Please reproduce every record, keeping each one exactly as written.

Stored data
################
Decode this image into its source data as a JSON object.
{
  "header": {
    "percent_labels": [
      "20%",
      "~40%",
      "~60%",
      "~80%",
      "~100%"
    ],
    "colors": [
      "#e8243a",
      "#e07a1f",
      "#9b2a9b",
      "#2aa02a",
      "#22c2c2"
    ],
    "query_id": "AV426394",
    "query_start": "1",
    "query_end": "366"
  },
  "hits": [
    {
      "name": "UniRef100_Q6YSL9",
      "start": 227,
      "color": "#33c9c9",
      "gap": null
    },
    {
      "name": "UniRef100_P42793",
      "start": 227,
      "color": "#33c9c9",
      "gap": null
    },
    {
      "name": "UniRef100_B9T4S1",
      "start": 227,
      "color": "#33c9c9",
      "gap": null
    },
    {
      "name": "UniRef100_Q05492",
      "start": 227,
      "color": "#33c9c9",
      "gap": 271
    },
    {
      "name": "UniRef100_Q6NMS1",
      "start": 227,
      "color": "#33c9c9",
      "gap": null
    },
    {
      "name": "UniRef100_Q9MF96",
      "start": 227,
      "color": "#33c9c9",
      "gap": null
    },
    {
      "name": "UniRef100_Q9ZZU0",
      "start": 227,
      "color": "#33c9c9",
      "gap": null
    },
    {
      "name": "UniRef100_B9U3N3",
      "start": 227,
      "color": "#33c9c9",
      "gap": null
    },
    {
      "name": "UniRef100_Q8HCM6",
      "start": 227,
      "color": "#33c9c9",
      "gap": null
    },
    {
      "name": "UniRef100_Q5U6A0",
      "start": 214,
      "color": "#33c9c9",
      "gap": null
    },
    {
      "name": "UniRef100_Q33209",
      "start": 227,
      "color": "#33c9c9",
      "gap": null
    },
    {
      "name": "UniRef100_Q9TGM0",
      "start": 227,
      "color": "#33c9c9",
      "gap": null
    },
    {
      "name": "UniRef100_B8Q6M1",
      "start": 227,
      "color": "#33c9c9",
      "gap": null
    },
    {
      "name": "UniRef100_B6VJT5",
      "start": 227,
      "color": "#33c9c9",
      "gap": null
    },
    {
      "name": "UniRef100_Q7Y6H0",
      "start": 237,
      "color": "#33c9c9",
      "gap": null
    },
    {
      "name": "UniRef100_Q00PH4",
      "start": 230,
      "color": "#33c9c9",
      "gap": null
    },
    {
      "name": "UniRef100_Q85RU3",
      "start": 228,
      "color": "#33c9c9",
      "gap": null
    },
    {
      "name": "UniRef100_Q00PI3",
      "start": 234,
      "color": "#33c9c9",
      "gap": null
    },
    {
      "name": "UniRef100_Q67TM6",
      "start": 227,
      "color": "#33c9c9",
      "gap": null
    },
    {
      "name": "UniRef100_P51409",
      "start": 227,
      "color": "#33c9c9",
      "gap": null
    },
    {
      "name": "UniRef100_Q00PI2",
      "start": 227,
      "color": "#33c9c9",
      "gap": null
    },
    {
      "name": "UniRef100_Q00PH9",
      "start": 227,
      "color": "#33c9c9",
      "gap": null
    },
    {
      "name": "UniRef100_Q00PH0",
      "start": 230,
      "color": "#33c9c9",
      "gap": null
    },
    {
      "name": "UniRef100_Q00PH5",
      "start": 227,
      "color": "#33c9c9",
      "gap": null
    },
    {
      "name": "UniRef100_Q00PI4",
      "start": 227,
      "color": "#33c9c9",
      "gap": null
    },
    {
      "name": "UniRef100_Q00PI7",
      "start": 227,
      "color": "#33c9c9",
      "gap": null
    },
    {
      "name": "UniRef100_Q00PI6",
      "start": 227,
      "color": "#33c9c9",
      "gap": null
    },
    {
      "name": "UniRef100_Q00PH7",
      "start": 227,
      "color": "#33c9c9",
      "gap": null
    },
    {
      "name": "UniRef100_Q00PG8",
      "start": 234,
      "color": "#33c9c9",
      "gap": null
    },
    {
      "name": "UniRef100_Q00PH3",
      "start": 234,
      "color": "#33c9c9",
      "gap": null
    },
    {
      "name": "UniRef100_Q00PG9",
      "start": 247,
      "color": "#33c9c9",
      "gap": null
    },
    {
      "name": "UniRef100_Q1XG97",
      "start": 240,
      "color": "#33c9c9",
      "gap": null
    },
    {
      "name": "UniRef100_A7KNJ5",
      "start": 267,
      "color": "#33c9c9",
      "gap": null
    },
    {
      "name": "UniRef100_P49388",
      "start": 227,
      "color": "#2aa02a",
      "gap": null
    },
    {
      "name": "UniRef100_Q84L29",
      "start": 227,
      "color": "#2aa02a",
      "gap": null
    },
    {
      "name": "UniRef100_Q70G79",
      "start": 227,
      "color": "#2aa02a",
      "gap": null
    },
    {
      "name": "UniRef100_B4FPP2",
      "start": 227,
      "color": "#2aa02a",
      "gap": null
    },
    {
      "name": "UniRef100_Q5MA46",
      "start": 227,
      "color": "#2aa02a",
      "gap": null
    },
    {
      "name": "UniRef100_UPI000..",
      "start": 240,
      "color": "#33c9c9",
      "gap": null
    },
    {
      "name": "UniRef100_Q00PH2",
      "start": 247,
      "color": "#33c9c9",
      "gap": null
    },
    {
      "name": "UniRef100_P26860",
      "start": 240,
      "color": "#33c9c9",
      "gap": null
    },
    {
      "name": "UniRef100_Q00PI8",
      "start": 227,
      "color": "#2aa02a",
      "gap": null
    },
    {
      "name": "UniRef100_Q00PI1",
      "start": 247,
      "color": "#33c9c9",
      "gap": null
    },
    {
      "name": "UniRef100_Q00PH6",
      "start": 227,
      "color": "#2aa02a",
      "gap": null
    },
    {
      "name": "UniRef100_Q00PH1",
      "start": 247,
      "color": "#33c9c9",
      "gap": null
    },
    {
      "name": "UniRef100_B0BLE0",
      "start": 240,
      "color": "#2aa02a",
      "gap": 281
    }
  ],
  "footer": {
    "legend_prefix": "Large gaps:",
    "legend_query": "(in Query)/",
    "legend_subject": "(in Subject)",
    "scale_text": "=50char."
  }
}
################
§ The reply:
Decode this image into its source data as a JSON object.
{
  "header": {
    "percent_labels": [
      "20%",
      "~40%",
      "~60%",
      "~80%",
      "~100%"
    ],
    "colors": [
      "#e8243a",
      "#e07a1f",
      "#9b2a9b",
      "#2aa02a",
      "#22c2c2"
    ],
    "query_id": "AV426394",
    "query_start": "1",
    "query_end": "366"
  },
  "hits": [
    {
      "name": "UniRef100_Q6YSL9",
      "start": 227,
      "color": "#33c9c9",
      "gap": null
    },
    {
      "name": "UniRef100_P42793",
      "start": 227,
      "color": "#33c9c9",
      "gap": null
    },
    {
      "name": "UniRef100_B9T4S1",
      "start": 227,
      "color": "#33c9c9",
      "gap": null
    },
    {
      "name": "UniRef100_Q05492",
      "start": 227,
      "color": "#33c9c9",
      "gap": 271
    },
    {
      "name": "UniRef100_Q6NMS1",
      "start": 227,
      "color": "#33c9c9",
      "gap": null
    },
    {
      "name": "UniRef100_Q9MF96",
      "start": 227,
      "color": "#33c9c9",
      "gap": null
    },
    {
      "name": "UniRef100_Q9ZZU0",
      "start": 227,
      "color": "#33c9c9",
      "gap": null
    },
    {
      "name": "UniRef100_B9U3N3",
      "start": 227,
      "color": "#33c9c9",
      "gap": null
    },
    {
      "name": "UniRef100_Q8HCM6",
      "start": 227,
      "color": "#33c9c9",
      "gap": null
    },
    {
      "name": "UniRef100_Q5U6A0",
      "start": 214,
      "color": "#33c9c9",
      "gap": null
    },
    {
      "name": "UniRef100_Q33209",
      "start": 227,
      "color": "#33c9c9",
      "gap": null
    },
    {
      "name": "UniRef100_Q9TGM0",
      "start": 227,
      "color": "#33c9c9",
      "gap": null
    },
    {
      "name": "UniRef100_B8Q6M1",
      "start": 227,
      "color": "#33c9c9",
      "gap": null
    },
    {
      "name": "UniRef100_B6VJT5",
      "start": 227,
      "color": "#33c9c9",
      "gap": null
    },
    {
      "name": "UniRef100_Q7Y6H0",
      "start": 237,
      "color": "#33c9c9",
      "gap": null
    },
    {
      "name": "UniRef100_Q00PH4",
      "start": 230,
      "color": "#33c9c9",
      "gap": null
    },
    {
      "name": "UniRef100_Q85RU3",
      "start": 228,
      "color": "#33c9c9",
      "gap": null
    },
    {
      "name": "UniRef100_Q00PI3",
      "start": 234,
      "color": "#33c9c9",
      "gap": null
    },
    {
      "name": "UniRef100_Q67TM6",
      "start": 227,
      "color": "#33c9c9",
      "gap": null
    },
    {
      "name": "UniRef100_P51409",
      "start": 227,
      "color": "#33c9c9",
      "gap": null
    },
    {
      "name": "UniRef100_Q00PI2",
      "start": 227,
      "color": "#33c9c9",
      "gap": null
    },
    {
      "name": "UniRef100_Q00PH9",
      "start": 227,
      "color": "#33c9c9",
      "gap": null
    },
    {
      "name": "UniRef100_Q00PH0",
      "start": 230,
      "color": "#33c9c9",
      "gap": null
    },
    {
      "name": "UniRef100_Q00PH5",
      "start": 227,
      "color": "#33c9c9",
      "gap": null
    },
    {
      "name": "UniRef100_Q00PI4",
      "start": 227,
      "color": "#33c9c9",
      "gap": null
    },
    {
      "name": "UniRef100_Q00PI7",
      "start": 227,
      "color": "#33c9c9",
      "gap": null
    },
    {
      "name": "UniRef100_Q00PI6",
      "start": 227,
      "color": "#33c9c9",
      "gap": null
    },
    {
      "name": "UniRef100_Q00PH7",
      "start": 227,
      "color": "#33c9c9",
      "gap": null
    },
    {
      "name": "UniRef100_Q00PG8",
      "start": 234,
      "color": "#33c9c9",
      "gap": null
    },
    {
      "name": "UniRef100_Q00PH3",
      "start": 234,
      "color": "#33c9c9",
      "gap": null
    },
    {
      "name": "UniRef100_Q00PG9",
      "start": 247,
      "color": "#33c9c9",
      "gap": null
    },
    {
      "name": "UniRef100_Q1XG97",
      "start": 240,
      "color": "#33c9c9",
      "gap": null
    },
    {
      "name": "UniRef100_A7KNJ5",
      "start": 267,
      "color": "#33c9c9",
      "gap": null
    },
    {
      "name": "UniRef100_P49388",
      "start": 227,
      "color": "#2aa02a",
      "gap": null
    },
    {
      "name": "UniRef100_Q84L29",
      "start": 227,
      "color": "#2aa02a",
      "gap": null
    },
    {
      "name": "UniRef100_Q70G79",
      "start": 227,
      "color": "#2aa02a",
      "gap": null
    },
    {
      "name": "UniRef100_B4FPP2",
      "start": 227,
      "color": "#2aa02a",
      "gap": null
    },
    {
      "name": "UniRef100_Q5MA46",
      "start": 227,
      "color": "#2aa02a",
      "gap": null
    },
    {
      "name": "UniRef100_UPI000..",
      "start": 240,
      "color": "#33c9c9",
      "gap": null
    },
    {
      "name": "UniRef100_Q00PH2",
      "start": 247,
      "color": "#33c9c9",
      "gap": null
    },
    {
      "name": "UniRef100_P26860",
      "start": 240,
      "color": "#33c9c9",
      "gap": null
    },
    {
      "name": "UniRef100_Q00PI8",
      "start": 227,
      "color": "#2aa02a",
      "gap": null
    },
    {
      "name": "UniRef100_Q00PI1",
      "start": 247,
      "color": "#33c9c9",
      "gap": null
    },
    {
      "name": "UniRef100_Q00PH6",
      "start": 227,
      "color": "#2aa02a",
      "gap": null
    },
    {
      "name": "UniRef100_Q00PH1",
      "start": 247,
      "color": "#33c9c9",
      "gap": null
    },
    {
      "name": "UniRef100_B0BLE0",
      "start": 240,
      "color": "#2aa02a",
      "gap": 281
    }
  ],
  "footer": {
    "legend_prefix": "Large gaps:",
    "legend_query": "(in Query)/",
    "legend_subject": "(in Subject)",
    "scale_text": "=50char."
  }
}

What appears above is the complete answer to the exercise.